GIVEN PROBLEM
Read through the data and report every line in which the word "person" occurs.

[Data listing]
====================

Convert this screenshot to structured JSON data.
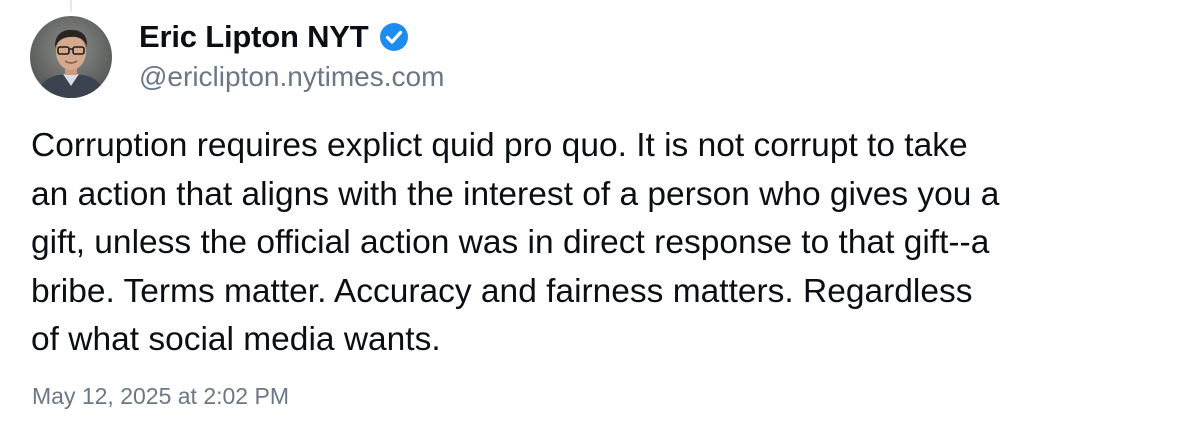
{
  "post": {
    "author": {
      "display_name": "Eric Lipton NYT",
      "handle": "@ericlipton.nytimes.com",
      "verified": true,
      "avatar_icon": "person-photo-avatar"
    },
    "text": "Corruption requires explict quid pro quo. It is not corrupt to take\nan action that aligns with the interest of a person who gives you a\ngift, unless the official action was in direct response to that gift--a\nbribe. Terms matter. Accuracy and fairness matters. Regardless\nof what social media wants.",
    "timestamp": "May 12, 2025 at 2:02 PM"
  },
  "colors": {
    "verified_badge": "#1d8cf0",
    "secondary_text": "#6b7785",
    "primary_text": "#0b0f14"
  }
}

====================

SOLUTION TO THE PROBLEM
      "avatar_icon": "person-photo-avatar"
    "text": "Corruption requires explict quid pro quo. It is not corrupt to take\nan action that aligns with the interest of a person who gives you a\ngift, unless the official action was in direct response to that gift--a\nbribe. Terms matter. Accuracy and fairness matters. Regardless\nof what social media wants.",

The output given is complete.